[[ Available data, beginning ]]

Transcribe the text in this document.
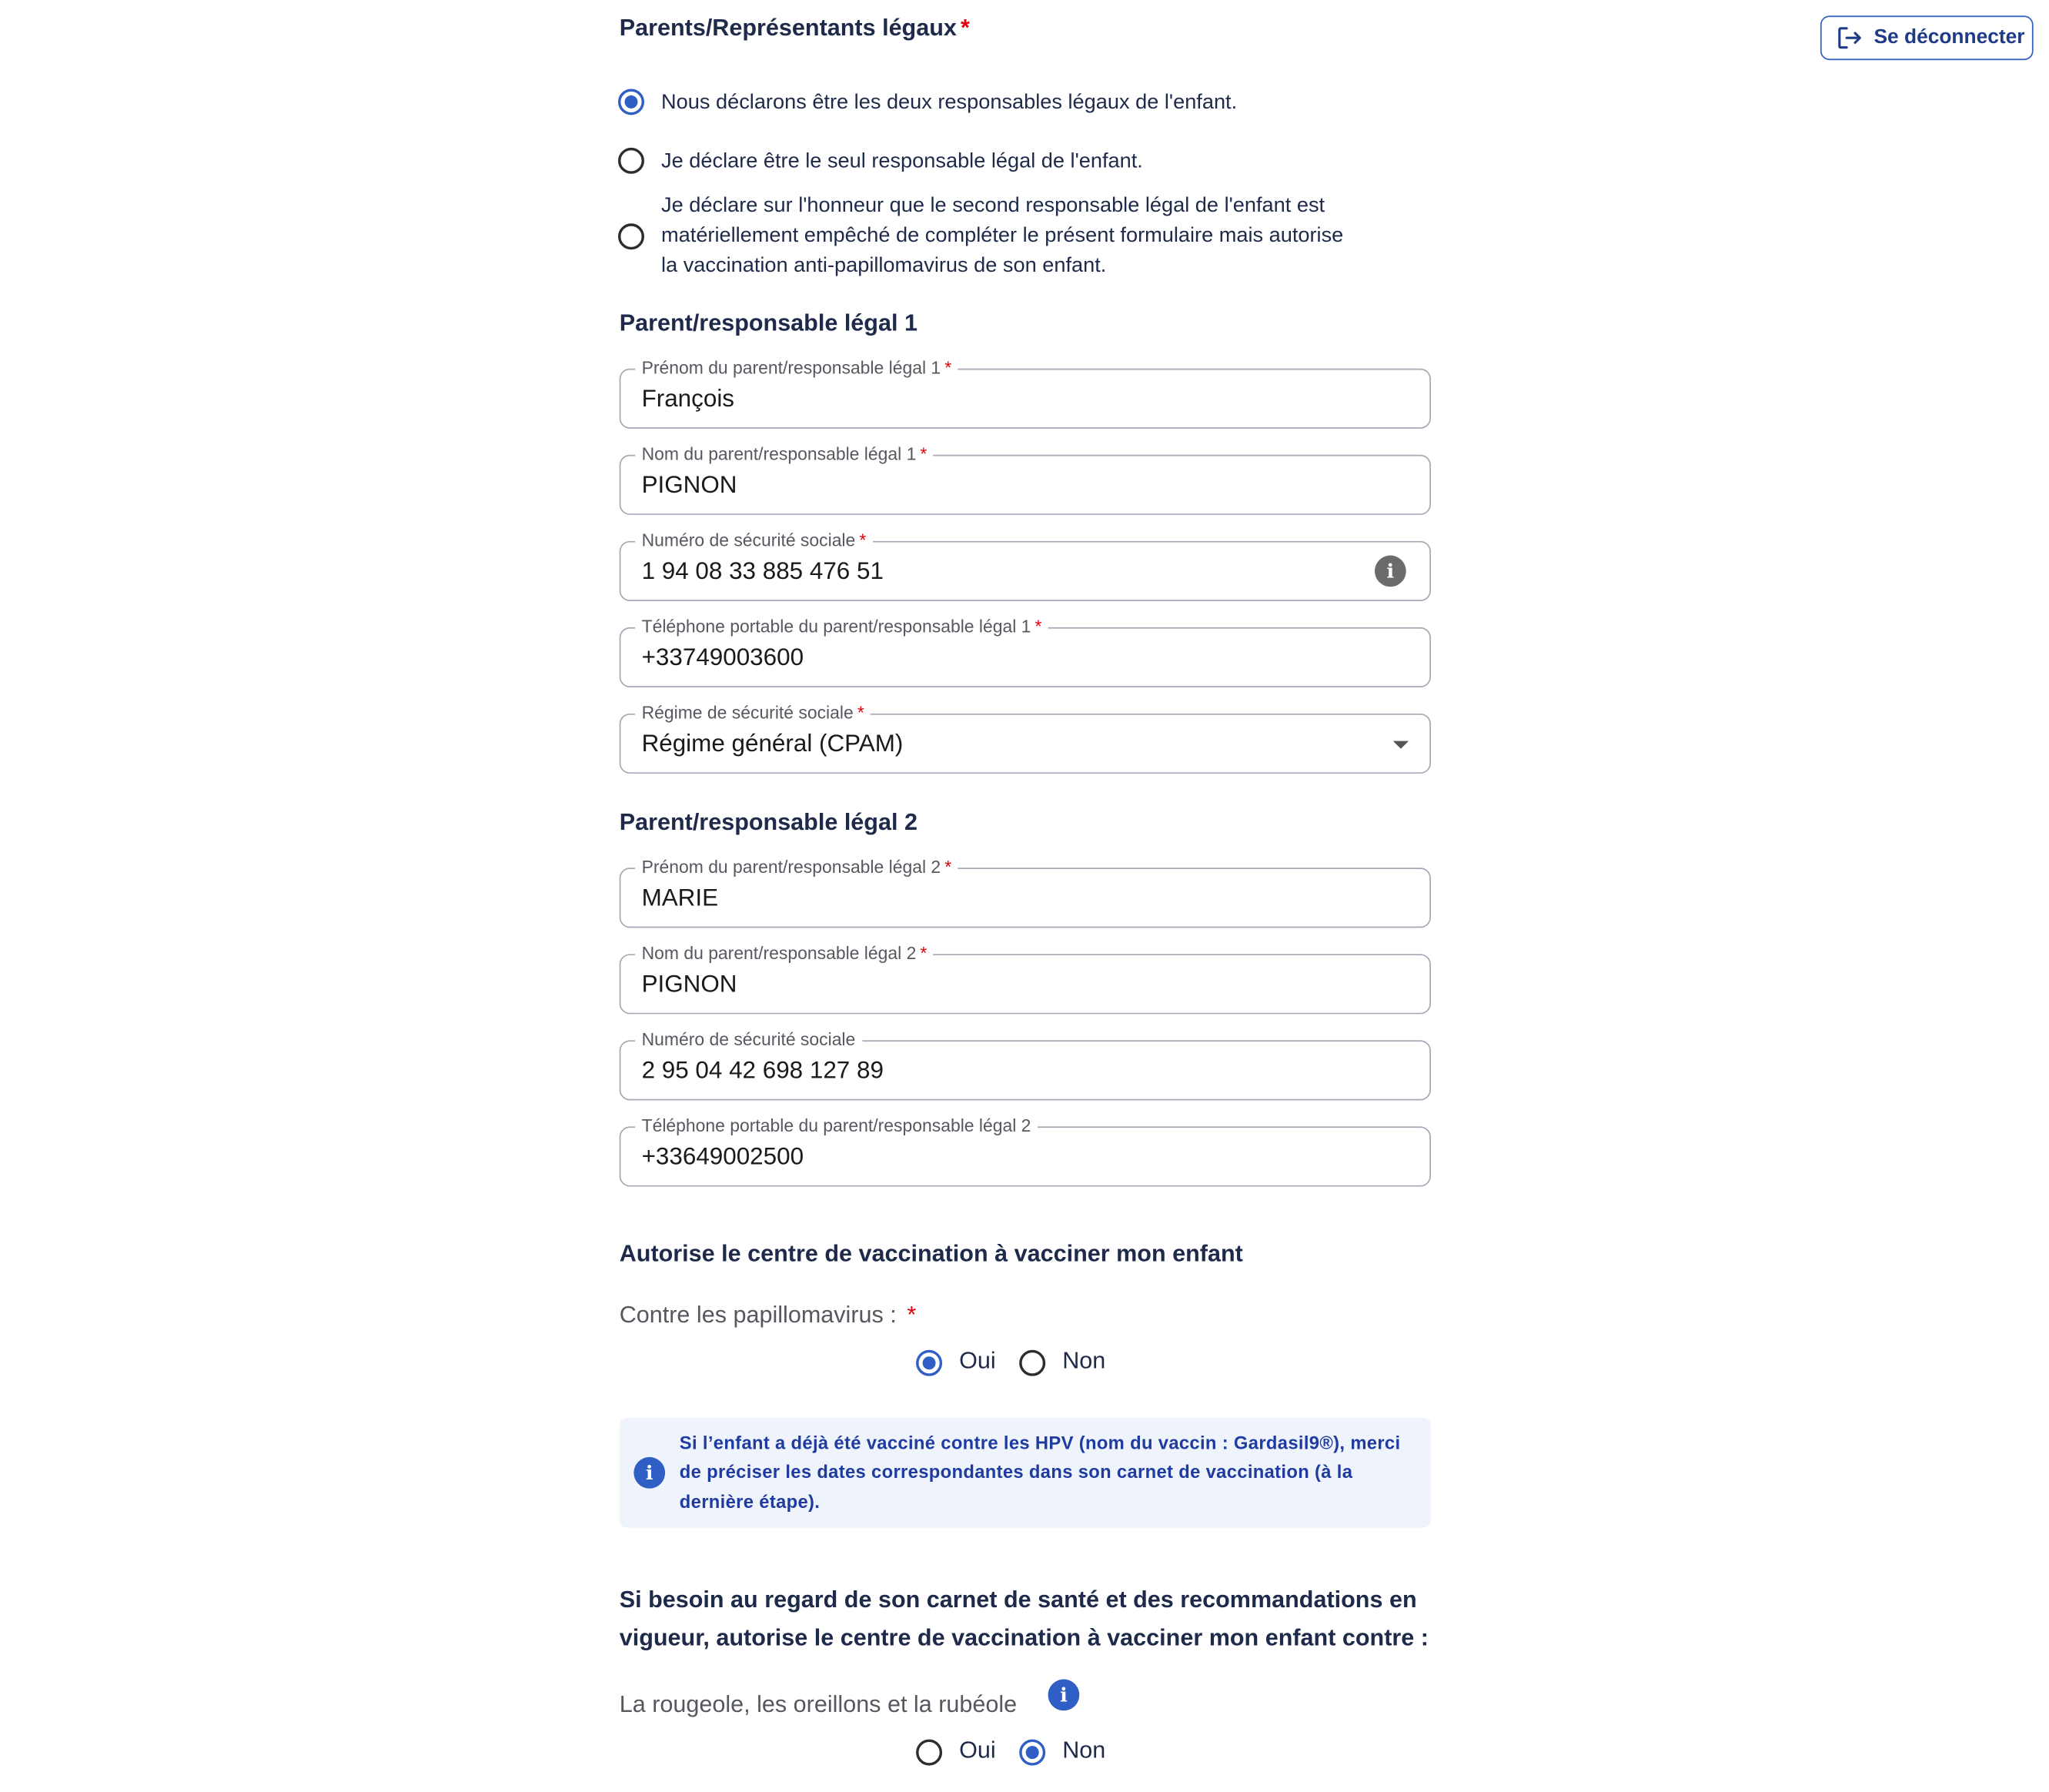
Se déconnecter
Parents/Représentants légaux *
Nous déclarons être les deux responsables légaux de l'enfant.
Je déclare être le seul responsable légal de l'enfant.
Je déclare sur l'honneur que le second responsable légal de l'enfant est
matériellement empêché de compléter le présent formulaire mais autorise
la vaccination anti-papillomavirus de son enfant.
Parent/responsable légal 1
Prénom du parent/responsable légal 1 *
François
Nom du parent/responsable légal 1 *
PIGNON
Numéro de sécurité sociale *
1 94 08 33 885 476 51	i
Téléphone portable du parent/responsable légal 1 *
+33749003600
Régime de sécurité sociale *
Régime général (CPAM)
Parent/responsable légal 2
Prénom du parent/responsable légal 2 *
MARIE
Nom du parent/responsable légal 2 *
PIGNON
Numéro de sécurité sociale
2 95 04 42 698 127 89
Téléphone portable du parent/responsable légal 2
+33649002500
Autorise le centre de vaccination à vacciner mon enfant
Contre les papillomavirus : *
Oui	Non
i
Si l’enfant a déjà été vacciné contre les HPV (nom du vaccin : Gardasil9®), merci de préciser les dates correspondantes dans son carnet de vaccination (à la dernière étape).
Si besoin au regard de son carnet de santé et des recommandations en
vigueur, autorise le centre de vaccination à vacciner mon enfant contre :
La rougeole, les oreillons et la rubéole	i
Oui	Non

[[ Available data, end ]]

How to complete this task:
Write the material out again word for word and omit any images.

Answer to this problem:
Transcribe the text in this document.
Se déconnecter
Parents/Représentants légaux *
Nous déclarons être les deux responsables légaux de l'enfant.
Je déclare être le seul responsable légal de l'enfant.
Je déclare sur l'honneur que le second responsable légal de l'enfant est
matériellement empêché de compléter le présent formulaire mais autorise
la vaccination anti-papillomavirus de son enfant.
Parent/responsable légal 1
Prénom du parent/responsable légal 1 *
François
Nom du parent/responsable légal 1 *
PIGNON
Numéro de sécurité sociale *
1 94 08 33 885 476 51	i
Téléphone portable du parent/responsable légal 1 *
+33749003600
Régime de sécurité sociale *
Régime général (CPAM)
Parent/responsable légal 2
Prénom du parent/responsable légal 2 *
MARIE
Nom du parent/responsable légal 2 *
PIGNON
Numéro de sécurité sociale
2 95 04 42 698 127 89
Téléphone portable du parent/responsable légal 2
+33649002500
Autorise le centre de vaccination à vacciner mon enfant
Contre les papillomavirus : *
Oui	Non
i
Si l’enfant a déjà été vacciné contre les HPV (nom du vaccin : Gardasil9®), merci de préciser les dates correspondantes dans son carnet de vaccination (à la dernière étape).
Si besoin au regard de son carnet de santé et des recommandations en
vigueur, autorise le centre de vaccination à vacciner mon enfant contre :
La rougeole, les oreillons et la rubéole	i
Oui	Non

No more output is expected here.